→ What is expected: Hunt for the word "обретение" across the entries below, copying each line that holds it.

————————

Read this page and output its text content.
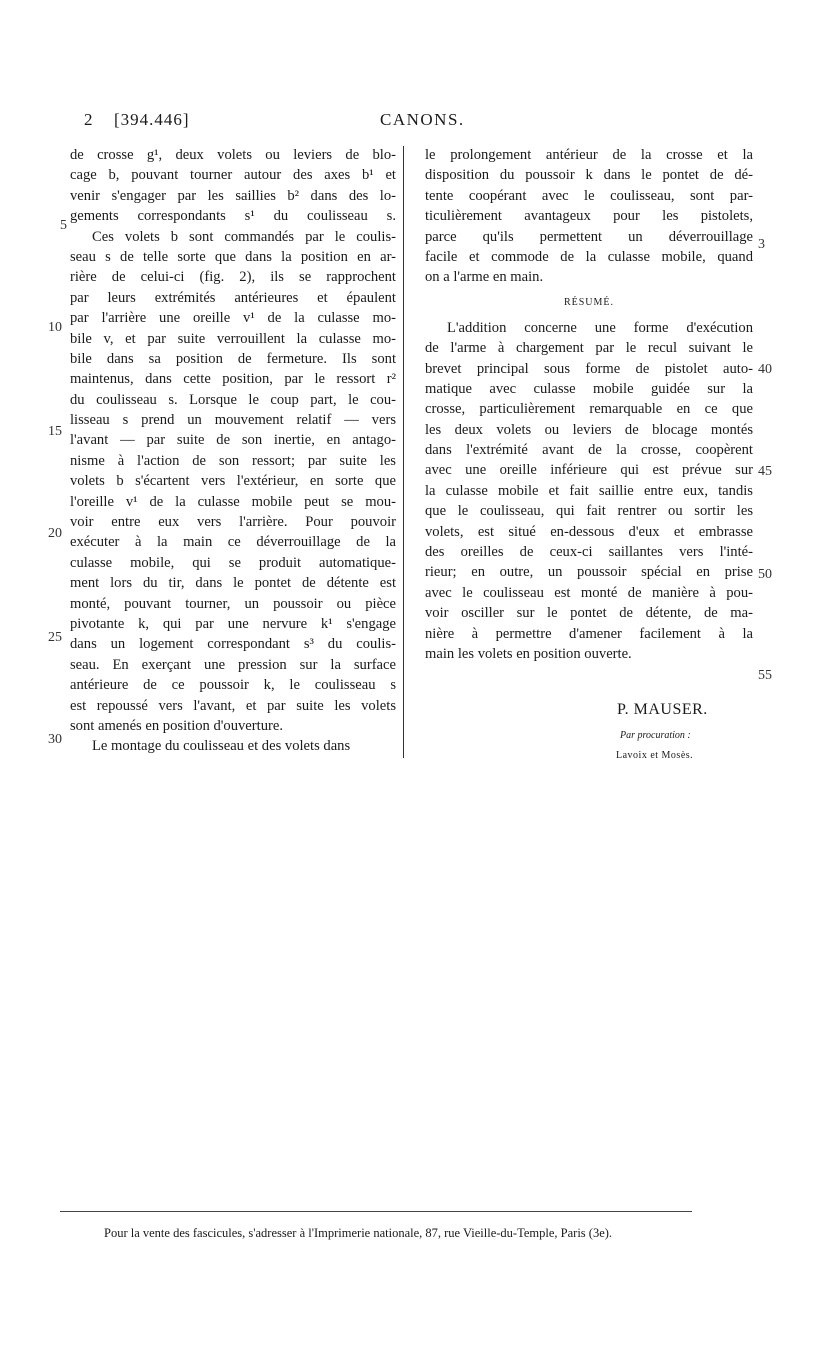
2 [394.446]	CANONS.
de crosse g¹, deux volets ou leviers de blo-
cage b, pouvant tourner autour des axes b¹ et
venir s'engager par les saillies b² dans des lo-
gements correspondants s¹ du coulisseau s.
Ces volets b sont commandés par le coulis-
seau s de telle sorte que dans la position en ar-
rière de celui-ci (fig. 2), ils se rapprochent
par leurs extrémités antérieures et épaulent
par l'arrière une oreille v¹ de la culasse mo-
bile v, et par suite verrouillent la culasse mo-
bile dans sa position de fermeture. Ils sont
maintenus, dans cette position, par le ressort r²
du coulisseau s. Lorsque le coup part, le cou-
lisseau s prend un mouvement relatif — vers
l'avant — par suite de son inertie, en antago-
nisme à l'action de son ressort; par suite les
volets b s'écartent vers l'extérieur, en sorte que
l'oreille v¹ de la culasse mobile peut se mou-
voir entre eux vers l'arrière. Pour pouvoir
exécuter à la main ce déverrouillage de la
culasse mobile, qui se produit automatique-
ment lors du tir, dans le pontet de détente est
monté, pouvant tourner, un poussoir ou pièce
pivotante k, qui par une nervure k¹ s'engage
dans un logement correspondant s³ du coulis-
seau. En exerçant une pression sur la surface
antérieure de ce poussoir k, le coulisseau s
est repoussé vers l'avant, et par suite les volets
sont amenés en position d'ouverture.
Le montage du coulisseau et des volets dans
le prolongement antérieur de la crosse et la
disposition du poussoir k dans le pontet de dé-
tente coopérant avec le coulisseau, sont par-
ticulièrement avantageux pour les pistolets,
parce qu'ils permettent un déverrouillage
facile et commode de la culasse mobile, quand
on a l'arme en main.
RÉSUMÉ.
L'addition concerne une forme d'exécution
de l'arme à chargement par le recul suivant le
brevet principal sous forme de pistolet auto-
matique avec culasse mobile guidée sur la
crosse, particulièrement remarquable en ce que
les deux volets ou leviers de blocage montés
dans l'extrémité avant de la crosse, coopèrent
avec une oreille inférieure qui est prévue sur
la culasse mobile et fait saillie entre eux, tandis
que le coulisseau, qui fait rentrer ou sortir les
volets, est situé en-dessous d'eux et embrasse
des oreilles de ceux-ci saillantes vers l'inté-
rieur; en outre, un poussoir spécial en prise
avec le coulisseau est monté de manière à pou-
voir osciller sur le pontet de détente, de ma-
nière à permettre d'amener facilement à la
main les volets en position ouverte.
5
10
15
20
25
30
3
40
45
50
55
P. MAUSER.
Par procuration :
Lavoix et Mosès.
Pour la vente des fascicules, s'adresser à l'Imprimerie nationale, 87, rue Vieille-du-Temple, Paris (3e).
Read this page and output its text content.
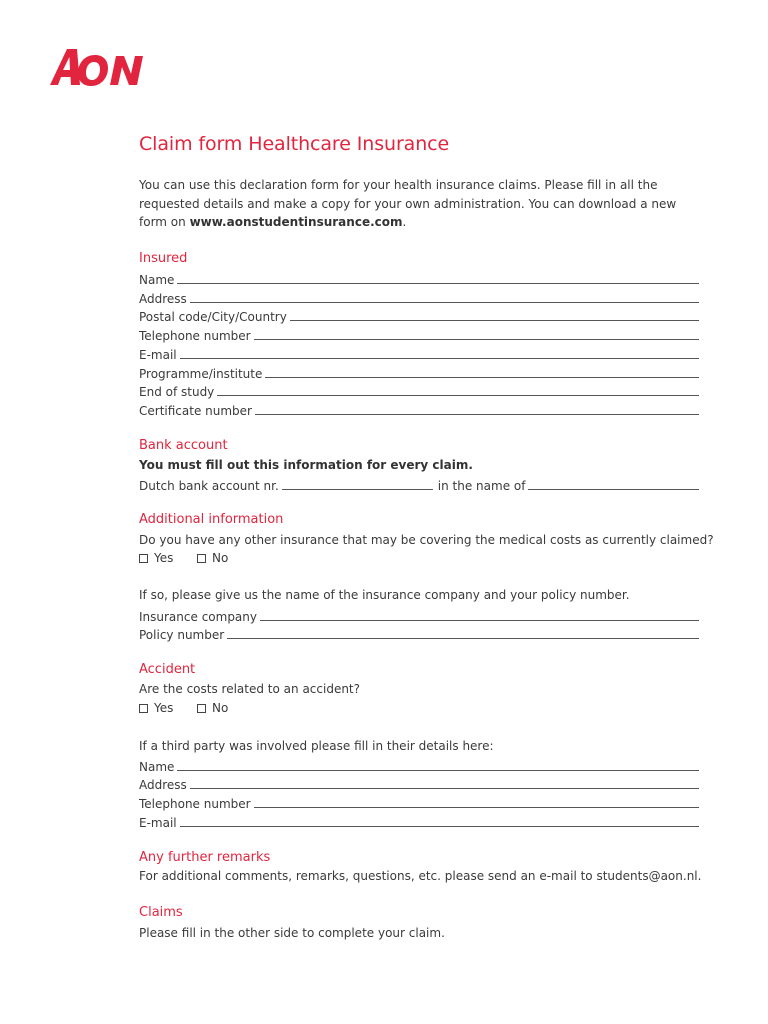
Claim form Healthcare Insurance
You can use this declaration form for your health insurance claims. Please fill in all the requested details and make a copy for your own administration. You can download a new form on www.aonstudentinsurance.com.
Insured
Name
Address
Postal code/City/Country
Telephone number
E-mail
Programme/institute
End of study
Certificate number
Bank account
You must fill out this information for every claim.
Dutch bank account nr.	in the name of
Additional information
Do you have any other insurance that may be covering the medical costs as currently claimed?
Yes	No
If so, please give us the name of the insurance company and your policy number.
Insurance company
Policy number
Accident
Are the costs related to an accident?
Yes	No
If a third party was involved please fill in their details here:
Name
Address
Telephone number
E-mail
Any further remarks
For additional comments, remarks, questions, etc. please send an e-mail to students@aon.nl.
Claims
Please fill in the other side to complete your claim.
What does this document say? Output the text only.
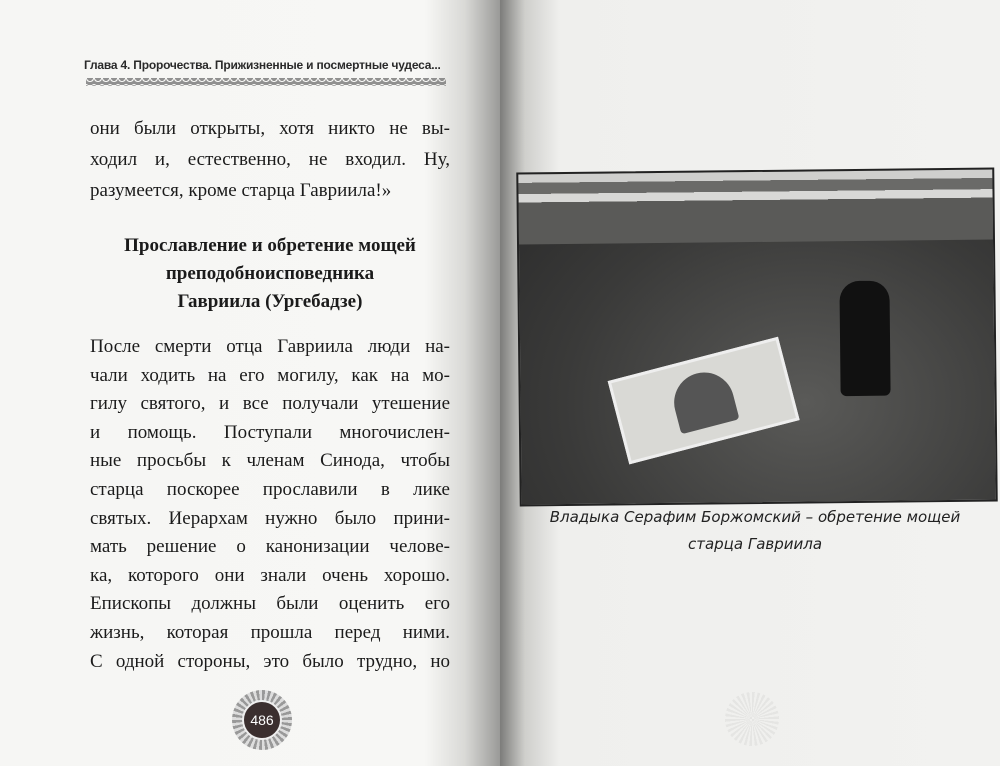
Глава 4. Пророчества. Прижизненные и посмертные чудеса...
они были открыты, хотя никто не вы-
ходил и, естественно, не входил. Ну,
разумеется, кроме старца Гавриила!»
Прославление и обретение мощей
преподобноисповедника
Гавриила (Ургебадзе)
После смерти отца Гавриила люди на-
чали ходить на его могилу, как на мо-
гилу святого, и все получали утешение
и помощь. Поступали многочислен-
ные просьбы к членам Синода, чтобы
старца поскорее прославили в лике
святых. Иерархам нужно было прини-
мать решение о канонизации челове-
ка, которого они знали очень хорошо.
Епископы должны были оценить его
жизнь, которая прошла перед ними.
С одной стороны, это было трудно, но
486
Владыка Серафим Боржомский – обретение мощей
старца Гавриила
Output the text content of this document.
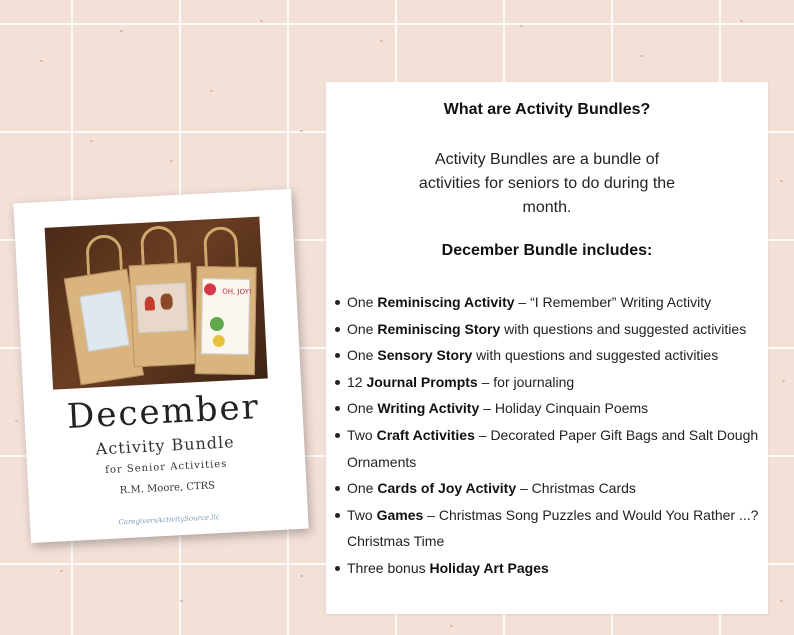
OH, JOY!
December
Activity Bundle
for Senior Activities
R.M. Moore, CTRS
CaregiversActivitySource.llc
What are Activity Bundles?
Activity Bundles are a bundle of activities for seniors to do during the month.
December Bundle includes:
One Reminiscing Activity – “I Remember” Writing Activity
One Reminiscing Story with questions and suggested activities
One Sensory Story with questions and suggested activities
12 Journal Prompts – for journaling
One Writing Activity – Holiday Cinquain Poems
Two Craft Activities – Decorated Paper Gift Bags and Salt Dough Ornaments
One Cards of Joy Activity – Christmas Cards
Two Games – Christmas Song Puzzles and Would You Rather ...? Christmas Time
Three bonus Holiday Art Pages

————————

→ Answer to the exercise:
Прославление и обретение мощей
Владыка Серафим Боржомский – обретение мощей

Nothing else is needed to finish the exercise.